* _ÉNONCÉ DE LA TÂCHE_:
Extrayez mot pour mot de l'extrait sur le budget fédéral le passage qui s'ouvre sur les mots contenant « En parallèle, Ottawa » et se referme sur « du marché privé. ».

* _EXTRAIT À LIRE_:
■ ■ ■ ■

Cependant, cette initiative, bien qu’essentielle, demeure encore trop timide en termes de développement du logement social ou coopératif, qui est essentiel pour aider les ménages les plus pauvres, soit les premières victimes de la crise du logement. 

En parallèle, Ottawa prévoit transformer des terrains et des édifices fédéraux afin de construire 30 000 nouveaux logements à travers le Canada. Le budget nous apprend que Postes Canada, qui compte plus de 1 700 bureaux de poste à travers le pays, et les Forces armées pourraient devoir se départir d’immeubles sous-occupés. 

Malheureusement, la cible de logements dits « abordables » est fixée à seulement 20 %, sans garantie qu’il s’agisse de véritables logements sociaux en dehors du marché privé. 

Enjeux autochtones 

En ce qui concerne les dépenses pour les peuples autochtones, le budget fédéral prévoit cette année des investissements avoisinant les 3 milliards de dollars à travers le pays. Malheureusement, ce montant est insuffisant, surtout en prenant en compte les besoins criants en matière de services essentiels qui ne sont pas pourvus dans les communautés des Premières Nations. 

La santé et le soutien de la jeunesse recevront la part du lion des fonds destinés aux peuples autochtones dans le budget fédéral 2024-2025. Ottawa prévoit investir 1,06 milliard de dollars dans le premier de ces domaines et 499 millions de dollars dans le second. En santé, l’accent est mis sur l’amélioration de l’accès aux soins et aux services de santé mentale, avec des investissements respectifs de 1,06 milliard de dollars (dont 646 millions cette année) et de 630 millions de dollars (dont 315 millions cette année). 

On s’éloigne de la transition juste 

Si le dernier budget avait une forte saveur environnementale, la transition juste est la grande absente du budget 2024-2025. La mesure à connotation environnementale qui se démarque semble être avant tout une protection contre les attaques préélectorales du Parti conservateur.

■ ■ ■ ■

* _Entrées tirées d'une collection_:
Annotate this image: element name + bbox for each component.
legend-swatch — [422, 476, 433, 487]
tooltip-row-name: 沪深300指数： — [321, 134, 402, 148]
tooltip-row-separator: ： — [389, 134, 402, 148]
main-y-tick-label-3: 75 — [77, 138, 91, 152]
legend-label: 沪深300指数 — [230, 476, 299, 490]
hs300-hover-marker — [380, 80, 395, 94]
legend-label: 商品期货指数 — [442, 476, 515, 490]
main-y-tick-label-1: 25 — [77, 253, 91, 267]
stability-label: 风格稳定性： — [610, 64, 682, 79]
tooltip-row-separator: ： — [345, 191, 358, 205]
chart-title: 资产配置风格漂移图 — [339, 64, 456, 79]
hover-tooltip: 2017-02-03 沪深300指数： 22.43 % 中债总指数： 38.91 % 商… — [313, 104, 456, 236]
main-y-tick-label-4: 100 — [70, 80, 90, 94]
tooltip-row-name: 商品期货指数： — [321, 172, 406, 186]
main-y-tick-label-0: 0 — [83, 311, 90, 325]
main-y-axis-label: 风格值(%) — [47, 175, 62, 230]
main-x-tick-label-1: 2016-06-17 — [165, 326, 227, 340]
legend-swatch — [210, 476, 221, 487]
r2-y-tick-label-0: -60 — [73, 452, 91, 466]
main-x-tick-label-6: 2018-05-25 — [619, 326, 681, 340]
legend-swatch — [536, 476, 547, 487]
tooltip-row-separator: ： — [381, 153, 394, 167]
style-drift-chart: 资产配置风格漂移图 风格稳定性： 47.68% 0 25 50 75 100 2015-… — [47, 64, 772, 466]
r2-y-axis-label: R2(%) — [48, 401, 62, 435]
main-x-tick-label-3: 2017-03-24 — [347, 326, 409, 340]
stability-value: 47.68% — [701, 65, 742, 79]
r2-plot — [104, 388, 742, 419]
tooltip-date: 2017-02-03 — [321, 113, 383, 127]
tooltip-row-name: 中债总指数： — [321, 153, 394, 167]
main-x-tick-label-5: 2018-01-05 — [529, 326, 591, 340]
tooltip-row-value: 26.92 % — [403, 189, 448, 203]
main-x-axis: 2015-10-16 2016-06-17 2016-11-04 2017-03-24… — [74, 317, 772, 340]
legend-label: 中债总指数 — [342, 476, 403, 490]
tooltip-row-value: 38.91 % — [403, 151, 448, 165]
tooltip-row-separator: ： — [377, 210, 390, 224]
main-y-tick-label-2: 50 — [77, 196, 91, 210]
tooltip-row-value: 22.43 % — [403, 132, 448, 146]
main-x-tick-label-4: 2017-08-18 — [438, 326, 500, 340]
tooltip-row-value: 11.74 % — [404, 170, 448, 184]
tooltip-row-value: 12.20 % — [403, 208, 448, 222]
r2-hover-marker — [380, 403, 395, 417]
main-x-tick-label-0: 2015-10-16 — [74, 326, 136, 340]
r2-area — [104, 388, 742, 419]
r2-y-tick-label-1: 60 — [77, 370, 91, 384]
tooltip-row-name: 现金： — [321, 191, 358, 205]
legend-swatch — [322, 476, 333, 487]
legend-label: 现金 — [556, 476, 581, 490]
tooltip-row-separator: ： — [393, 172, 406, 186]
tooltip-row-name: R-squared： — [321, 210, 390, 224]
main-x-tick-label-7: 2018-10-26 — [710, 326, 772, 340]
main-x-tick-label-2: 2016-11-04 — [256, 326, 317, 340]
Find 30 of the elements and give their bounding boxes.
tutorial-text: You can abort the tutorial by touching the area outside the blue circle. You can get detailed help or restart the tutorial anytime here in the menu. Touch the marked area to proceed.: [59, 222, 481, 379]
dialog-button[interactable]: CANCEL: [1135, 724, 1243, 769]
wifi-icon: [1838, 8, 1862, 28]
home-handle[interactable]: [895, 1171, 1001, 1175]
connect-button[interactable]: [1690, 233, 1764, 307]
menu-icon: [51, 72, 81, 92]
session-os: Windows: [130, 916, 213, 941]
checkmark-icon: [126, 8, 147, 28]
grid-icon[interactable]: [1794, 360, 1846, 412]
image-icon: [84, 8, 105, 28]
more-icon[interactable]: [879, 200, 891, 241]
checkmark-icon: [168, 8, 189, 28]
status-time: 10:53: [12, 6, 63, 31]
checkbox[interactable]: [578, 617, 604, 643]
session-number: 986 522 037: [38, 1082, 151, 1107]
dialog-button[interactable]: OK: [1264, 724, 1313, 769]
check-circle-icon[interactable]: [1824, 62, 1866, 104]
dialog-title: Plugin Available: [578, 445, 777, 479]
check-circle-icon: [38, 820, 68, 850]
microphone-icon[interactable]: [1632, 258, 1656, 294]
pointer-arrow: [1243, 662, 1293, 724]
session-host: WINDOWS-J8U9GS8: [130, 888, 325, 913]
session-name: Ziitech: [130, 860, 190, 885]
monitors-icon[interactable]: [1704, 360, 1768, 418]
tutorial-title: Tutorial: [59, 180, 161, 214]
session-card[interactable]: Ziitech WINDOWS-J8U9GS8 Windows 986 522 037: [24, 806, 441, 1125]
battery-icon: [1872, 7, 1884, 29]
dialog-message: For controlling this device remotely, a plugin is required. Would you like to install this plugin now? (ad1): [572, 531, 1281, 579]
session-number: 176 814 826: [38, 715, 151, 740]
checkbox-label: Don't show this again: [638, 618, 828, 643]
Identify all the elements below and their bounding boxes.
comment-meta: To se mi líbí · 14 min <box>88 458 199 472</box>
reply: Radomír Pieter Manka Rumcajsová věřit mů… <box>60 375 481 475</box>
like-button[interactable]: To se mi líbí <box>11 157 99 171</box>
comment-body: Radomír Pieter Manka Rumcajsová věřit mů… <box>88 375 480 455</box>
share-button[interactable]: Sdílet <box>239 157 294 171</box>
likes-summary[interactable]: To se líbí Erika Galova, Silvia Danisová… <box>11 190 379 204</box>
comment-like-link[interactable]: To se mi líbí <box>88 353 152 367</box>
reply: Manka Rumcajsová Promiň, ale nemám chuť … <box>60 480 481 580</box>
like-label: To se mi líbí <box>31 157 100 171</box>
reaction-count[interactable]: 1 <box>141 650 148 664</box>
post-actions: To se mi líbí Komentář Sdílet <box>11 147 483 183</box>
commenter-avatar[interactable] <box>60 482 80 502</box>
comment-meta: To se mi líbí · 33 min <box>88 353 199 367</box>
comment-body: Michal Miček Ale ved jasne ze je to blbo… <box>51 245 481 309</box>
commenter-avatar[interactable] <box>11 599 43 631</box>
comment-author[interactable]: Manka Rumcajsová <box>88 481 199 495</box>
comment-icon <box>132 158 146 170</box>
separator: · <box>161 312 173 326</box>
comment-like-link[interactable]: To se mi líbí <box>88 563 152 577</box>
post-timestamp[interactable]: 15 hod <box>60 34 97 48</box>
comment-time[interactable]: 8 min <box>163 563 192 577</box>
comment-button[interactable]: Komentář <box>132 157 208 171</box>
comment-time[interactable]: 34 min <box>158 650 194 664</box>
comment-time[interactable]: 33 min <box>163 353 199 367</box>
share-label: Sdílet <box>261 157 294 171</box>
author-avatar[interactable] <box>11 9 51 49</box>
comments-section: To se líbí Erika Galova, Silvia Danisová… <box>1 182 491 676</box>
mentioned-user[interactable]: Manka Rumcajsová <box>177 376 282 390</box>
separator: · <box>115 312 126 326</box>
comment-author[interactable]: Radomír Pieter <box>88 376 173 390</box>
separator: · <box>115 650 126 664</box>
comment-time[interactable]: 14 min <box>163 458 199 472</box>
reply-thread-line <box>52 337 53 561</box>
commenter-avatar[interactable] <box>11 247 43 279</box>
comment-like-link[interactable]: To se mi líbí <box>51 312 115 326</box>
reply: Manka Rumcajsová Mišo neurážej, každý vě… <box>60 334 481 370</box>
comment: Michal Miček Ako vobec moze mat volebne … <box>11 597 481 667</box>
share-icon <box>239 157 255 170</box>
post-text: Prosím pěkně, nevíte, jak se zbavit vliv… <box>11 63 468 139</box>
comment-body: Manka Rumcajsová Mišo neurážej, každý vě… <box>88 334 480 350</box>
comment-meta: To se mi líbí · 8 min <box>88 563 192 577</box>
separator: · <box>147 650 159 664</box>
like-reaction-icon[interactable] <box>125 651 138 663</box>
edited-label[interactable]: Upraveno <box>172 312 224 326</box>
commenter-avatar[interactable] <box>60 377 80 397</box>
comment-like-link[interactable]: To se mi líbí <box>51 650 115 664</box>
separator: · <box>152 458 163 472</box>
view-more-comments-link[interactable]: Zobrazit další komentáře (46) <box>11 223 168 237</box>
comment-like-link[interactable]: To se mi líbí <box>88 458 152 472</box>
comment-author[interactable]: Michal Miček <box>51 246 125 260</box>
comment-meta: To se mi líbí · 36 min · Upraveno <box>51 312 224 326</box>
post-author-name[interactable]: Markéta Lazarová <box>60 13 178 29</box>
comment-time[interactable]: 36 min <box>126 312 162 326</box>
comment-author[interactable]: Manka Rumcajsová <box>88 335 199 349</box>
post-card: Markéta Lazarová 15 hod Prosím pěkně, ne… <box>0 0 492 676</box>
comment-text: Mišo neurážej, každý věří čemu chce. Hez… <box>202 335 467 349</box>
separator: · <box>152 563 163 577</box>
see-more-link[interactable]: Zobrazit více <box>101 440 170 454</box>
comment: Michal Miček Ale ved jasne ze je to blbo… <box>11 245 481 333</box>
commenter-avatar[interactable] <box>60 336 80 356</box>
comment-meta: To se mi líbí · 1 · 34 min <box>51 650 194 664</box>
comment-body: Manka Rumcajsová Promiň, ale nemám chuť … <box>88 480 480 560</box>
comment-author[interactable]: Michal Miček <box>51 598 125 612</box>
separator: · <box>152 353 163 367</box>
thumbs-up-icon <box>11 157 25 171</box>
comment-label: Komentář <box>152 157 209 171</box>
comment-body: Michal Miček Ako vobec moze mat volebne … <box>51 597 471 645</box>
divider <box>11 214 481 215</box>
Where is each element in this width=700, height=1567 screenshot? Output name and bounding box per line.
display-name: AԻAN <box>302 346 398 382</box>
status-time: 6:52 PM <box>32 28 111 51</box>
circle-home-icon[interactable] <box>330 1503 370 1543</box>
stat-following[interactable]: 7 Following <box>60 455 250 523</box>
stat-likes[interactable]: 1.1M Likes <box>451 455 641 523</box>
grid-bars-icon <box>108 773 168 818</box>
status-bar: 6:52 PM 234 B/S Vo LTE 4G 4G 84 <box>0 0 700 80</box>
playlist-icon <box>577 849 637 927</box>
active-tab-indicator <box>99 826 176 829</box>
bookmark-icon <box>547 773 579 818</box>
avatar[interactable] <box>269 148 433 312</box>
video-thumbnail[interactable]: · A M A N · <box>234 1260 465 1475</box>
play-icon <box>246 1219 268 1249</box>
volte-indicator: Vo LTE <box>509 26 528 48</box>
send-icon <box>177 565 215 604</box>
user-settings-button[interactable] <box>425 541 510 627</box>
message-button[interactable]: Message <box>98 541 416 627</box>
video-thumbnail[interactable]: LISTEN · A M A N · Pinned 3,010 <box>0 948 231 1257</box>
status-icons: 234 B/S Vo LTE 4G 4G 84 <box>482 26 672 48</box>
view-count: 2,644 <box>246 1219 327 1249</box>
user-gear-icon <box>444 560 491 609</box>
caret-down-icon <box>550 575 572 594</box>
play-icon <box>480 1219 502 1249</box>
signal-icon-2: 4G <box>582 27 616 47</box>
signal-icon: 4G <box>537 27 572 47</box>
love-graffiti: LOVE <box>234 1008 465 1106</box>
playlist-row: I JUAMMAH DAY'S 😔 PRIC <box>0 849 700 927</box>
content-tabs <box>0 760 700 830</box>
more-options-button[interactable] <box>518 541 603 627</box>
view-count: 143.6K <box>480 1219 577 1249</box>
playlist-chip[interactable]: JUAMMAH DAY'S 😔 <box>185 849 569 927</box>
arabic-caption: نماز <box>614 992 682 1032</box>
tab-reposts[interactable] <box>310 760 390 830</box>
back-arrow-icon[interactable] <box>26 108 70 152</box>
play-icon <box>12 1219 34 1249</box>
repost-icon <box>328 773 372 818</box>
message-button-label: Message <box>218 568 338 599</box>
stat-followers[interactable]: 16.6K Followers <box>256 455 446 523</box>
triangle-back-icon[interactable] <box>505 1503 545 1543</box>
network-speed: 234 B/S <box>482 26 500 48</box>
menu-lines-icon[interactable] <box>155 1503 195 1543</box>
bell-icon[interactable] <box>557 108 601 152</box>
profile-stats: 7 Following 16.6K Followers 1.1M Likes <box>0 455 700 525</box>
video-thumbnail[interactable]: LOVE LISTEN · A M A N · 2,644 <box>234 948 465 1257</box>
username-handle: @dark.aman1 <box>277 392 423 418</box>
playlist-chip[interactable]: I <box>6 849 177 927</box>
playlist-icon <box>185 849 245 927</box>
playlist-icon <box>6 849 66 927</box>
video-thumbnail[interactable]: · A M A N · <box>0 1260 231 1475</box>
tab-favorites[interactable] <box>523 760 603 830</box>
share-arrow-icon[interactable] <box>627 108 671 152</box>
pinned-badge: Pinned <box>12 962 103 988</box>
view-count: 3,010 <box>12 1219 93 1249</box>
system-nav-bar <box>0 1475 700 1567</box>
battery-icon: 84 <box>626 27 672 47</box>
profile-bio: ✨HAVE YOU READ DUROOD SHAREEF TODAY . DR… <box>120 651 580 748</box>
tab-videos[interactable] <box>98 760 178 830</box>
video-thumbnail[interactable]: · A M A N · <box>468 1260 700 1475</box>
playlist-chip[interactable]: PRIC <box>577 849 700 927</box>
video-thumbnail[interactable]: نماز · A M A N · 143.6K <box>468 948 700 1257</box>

■ ■ ■ ■

* _RÉPONSE RÉDIGÉE_:
En parallèle, Ottawa prévoit transformer des terrains et des édifices fédéraux afin de construire 30 000 nouveaux logements à travers le Canada. Le budget nous apprend que Postes Canada, qui compte plus de 1 700 bureaux de poste à travers le pays, et les Forces armées pourraient devoir se départir d’immeubles sous-occupés. 

Malheureusement, la cible de logements dits « abordables » est fixée à seulement 20 %, sans garantie qu’il s’agisse de véritables logements sociaux en dehors du marché privé.